+++ Data rows

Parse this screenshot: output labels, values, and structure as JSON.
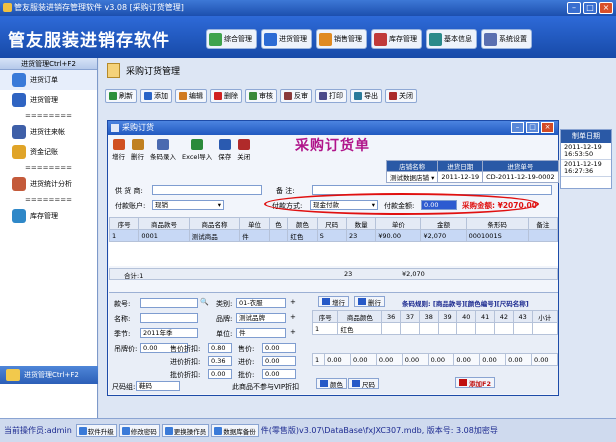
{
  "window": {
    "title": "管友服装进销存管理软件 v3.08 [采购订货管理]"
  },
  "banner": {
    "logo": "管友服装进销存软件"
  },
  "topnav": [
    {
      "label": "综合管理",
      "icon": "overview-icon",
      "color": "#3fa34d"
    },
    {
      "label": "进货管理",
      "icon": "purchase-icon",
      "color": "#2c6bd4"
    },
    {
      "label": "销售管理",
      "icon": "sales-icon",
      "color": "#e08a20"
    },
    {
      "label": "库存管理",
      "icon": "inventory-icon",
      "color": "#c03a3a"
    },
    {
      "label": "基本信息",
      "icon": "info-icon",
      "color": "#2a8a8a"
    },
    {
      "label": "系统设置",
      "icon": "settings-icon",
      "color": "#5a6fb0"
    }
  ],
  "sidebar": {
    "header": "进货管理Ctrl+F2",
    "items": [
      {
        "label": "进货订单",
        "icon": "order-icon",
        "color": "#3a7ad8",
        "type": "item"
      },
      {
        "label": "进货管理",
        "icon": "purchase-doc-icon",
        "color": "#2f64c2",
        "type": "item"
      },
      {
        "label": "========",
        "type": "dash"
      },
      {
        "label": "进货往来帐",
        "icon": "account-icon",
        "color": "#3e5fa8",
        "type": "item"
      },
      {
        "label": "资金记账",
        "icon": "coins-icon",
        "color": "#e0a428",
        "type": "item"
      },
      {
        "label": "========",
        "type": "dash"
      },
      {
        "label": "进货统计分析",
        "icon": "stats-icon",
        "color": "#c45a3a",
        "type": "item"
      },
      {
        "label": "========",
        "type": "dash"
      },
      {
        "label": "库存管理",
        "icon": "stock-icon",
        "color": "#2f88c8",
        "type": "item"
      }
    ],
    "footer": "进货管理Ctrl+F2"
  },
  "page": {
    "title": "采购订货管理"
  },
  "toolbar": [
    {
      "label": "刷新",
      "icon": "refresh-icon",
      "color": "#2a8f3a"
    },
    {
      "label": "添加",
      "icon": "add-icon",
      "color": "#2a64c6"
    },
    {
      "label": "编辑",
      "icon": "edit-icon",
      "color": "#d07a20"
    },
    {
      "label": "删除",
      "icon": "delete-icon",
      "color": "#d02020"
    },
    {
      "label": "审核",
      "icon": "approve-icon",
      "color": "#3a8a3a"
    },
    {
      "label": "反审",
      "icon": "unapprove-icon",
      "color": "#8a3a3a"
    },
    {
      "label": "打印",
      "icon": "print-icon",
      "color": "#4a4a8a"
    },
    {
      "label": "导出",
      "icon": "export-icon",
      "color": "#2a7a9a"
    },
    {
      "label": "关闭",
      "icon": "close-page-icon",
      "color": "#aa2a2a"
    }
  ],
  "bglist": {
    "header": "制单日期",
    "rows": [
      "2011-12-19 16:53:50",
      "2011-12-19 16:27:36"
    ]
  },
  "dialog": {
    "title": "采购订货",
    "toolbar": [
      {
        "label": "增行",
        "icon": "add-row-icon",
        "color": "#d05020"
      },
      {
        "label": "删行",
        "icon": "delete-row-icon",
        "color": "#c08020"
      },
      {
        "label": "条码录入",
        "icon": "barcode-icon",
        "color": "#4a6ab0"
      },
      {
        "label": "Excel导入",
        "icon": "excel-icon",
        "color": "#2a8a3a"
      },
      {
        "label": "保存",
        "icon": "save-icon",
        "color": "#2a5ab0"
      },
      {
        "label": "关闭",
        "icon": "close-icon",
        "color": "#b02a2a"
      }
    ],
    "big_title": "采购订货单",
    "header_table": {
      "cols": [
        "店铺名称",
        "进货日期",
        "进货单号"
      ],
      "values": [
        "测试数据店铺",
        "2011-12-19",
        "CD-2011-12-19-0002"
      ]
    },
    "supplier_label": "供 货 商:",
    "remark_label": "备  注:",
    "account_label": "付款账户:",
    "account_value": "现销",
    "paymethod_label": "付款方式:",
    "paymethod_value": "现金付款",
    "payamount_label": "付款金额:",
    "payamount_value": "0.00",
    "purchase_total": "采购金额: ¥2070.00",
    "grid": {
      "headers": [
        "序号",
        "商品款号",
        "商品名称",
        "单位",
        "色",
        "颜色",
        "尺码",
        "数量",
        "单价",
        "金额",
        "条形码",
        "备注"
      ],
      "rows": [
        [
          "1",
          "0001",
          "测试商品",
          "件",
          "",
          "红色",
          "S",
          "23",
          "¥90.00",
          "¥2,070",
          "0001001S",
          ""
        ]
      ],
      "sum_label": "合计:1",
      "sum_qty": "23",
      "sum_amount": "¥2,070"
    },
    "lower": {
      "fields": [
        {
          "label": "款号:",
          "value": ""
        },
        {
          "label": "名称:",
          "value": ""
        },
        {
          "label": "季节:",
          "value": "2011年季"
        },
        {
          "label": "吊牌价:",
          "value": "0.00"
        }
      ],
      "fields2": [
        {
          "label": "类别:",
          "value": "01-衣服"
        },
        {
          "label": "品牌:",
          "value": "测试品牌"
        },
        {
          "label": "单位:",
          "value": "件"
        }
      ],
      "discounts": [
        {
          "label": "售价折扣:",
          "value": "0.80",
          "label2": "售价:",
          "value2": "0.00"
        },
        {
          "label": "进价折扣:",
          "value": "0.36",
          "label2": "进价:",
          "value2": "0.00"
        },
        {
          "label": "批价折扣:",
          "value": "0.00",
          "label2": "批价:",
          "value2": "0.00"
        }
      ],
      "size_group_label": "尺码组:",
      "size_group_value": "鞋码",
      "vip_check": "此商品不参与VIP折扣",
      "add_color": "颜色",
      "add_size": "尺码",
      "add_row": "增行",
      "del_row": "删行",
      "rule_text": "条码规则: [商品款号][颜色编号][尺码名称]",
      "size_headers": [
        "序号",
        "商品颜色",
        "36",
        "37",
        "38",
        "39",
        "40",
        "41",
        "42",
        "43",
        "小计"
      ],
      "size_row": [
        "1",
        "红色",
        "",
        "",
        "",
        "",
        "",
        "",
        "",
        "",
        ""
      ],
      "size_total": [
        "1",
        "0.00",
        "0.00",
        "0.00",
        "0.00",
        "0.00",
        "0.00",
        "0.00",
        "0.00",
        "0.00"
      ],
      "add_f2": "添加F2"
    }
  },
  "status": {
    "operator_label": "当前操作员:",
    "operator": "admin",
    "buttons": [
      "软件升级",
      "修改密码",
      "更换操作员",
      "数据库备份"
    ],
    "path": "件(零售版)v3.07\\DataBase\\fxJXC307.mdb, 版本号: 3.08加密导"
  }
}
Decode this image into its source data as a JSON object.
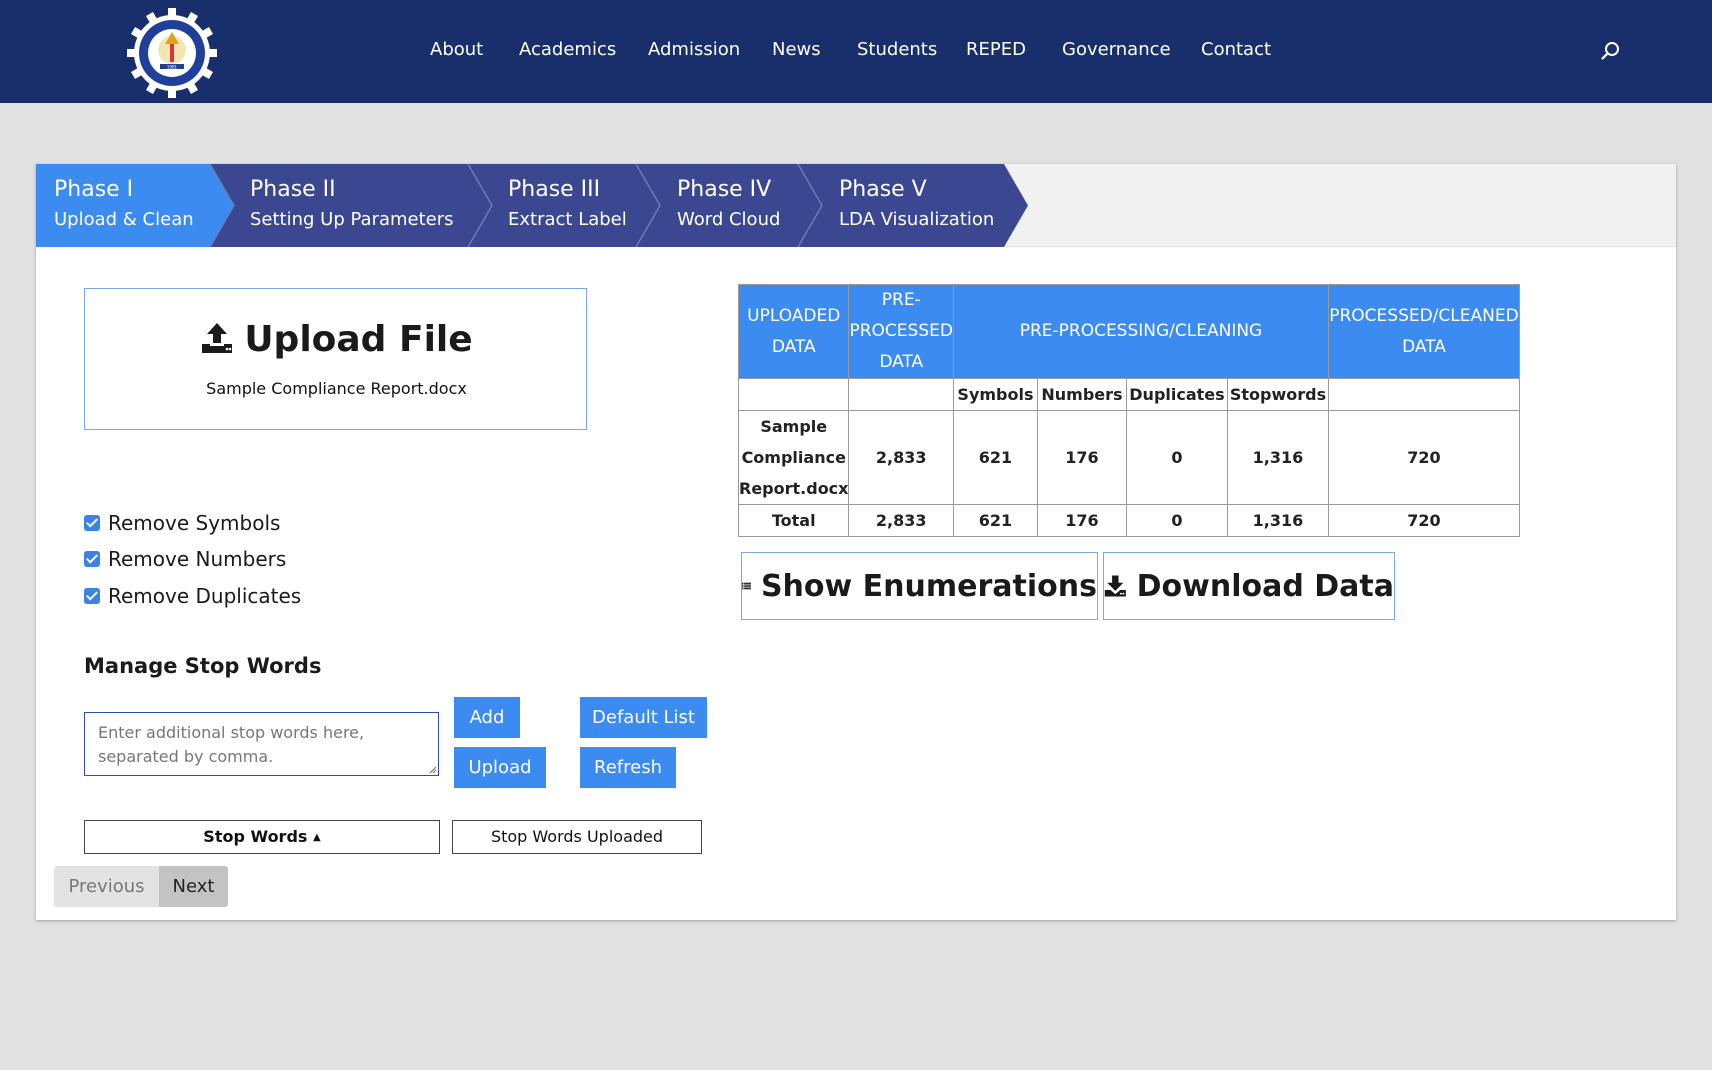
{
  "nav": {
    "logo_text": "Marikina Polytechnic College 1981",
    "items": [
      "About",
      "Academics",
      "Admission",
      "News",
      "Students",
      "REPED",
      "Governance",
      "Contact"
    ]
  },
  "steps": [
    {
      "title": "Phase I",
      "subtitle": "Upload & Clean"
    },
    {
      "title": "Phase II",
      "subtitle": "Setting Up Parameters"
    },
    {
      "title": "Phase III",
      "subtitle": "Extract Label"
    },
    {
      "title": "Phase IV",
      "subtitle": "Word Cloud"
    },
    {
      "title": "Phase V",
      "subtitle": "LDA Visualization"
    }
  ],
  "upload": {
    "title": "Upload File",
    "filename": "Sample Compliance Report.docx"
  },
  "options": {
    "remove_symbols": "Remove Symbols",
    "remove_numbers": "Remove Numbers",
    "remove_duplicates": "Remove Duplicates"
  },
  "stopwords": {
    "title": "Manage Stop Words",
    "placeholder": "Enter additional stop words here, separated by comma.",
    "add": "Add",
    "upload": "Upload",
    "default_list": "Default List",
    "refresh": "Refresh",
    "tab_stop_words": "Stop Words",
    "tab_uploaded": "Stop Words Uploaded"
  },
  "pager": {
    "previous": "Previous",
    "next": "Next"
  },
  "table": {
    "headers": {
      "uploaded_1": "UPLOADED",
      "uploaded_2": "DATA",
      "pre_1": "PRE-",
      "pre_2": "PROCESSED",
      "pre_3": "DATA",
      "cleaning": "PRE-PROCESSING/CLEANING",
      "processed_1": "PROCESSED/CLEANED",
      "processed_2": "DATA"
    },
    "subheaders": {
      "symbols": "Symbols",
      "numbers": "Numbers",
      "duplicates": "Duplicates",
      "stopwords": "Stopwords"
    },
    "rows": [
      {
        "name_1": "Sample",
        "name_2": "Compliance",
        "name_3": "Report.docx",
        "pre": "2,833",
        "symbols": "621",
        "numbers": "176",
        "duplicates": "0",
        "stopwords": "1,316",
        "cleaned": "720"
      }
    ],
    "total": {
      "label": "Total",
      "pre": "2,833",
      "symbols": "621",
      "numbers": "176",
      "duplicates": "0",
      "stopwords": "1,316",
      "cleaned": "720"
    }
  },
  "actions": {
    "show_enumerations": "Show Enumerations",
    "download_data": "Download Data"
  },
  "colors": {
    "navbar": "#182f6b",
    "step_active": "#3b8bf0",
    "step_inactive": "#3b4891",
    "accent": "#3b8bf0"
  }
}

++++++

**What to produce**. Where does the word "Phase" appear? Return each line that holds it.

**Output for this exercise**.
      "title": "Phase I",
      "title": "Phase II",
      "title": "Phase III",
      "title": "Phase IV",
      "title": "Phase V",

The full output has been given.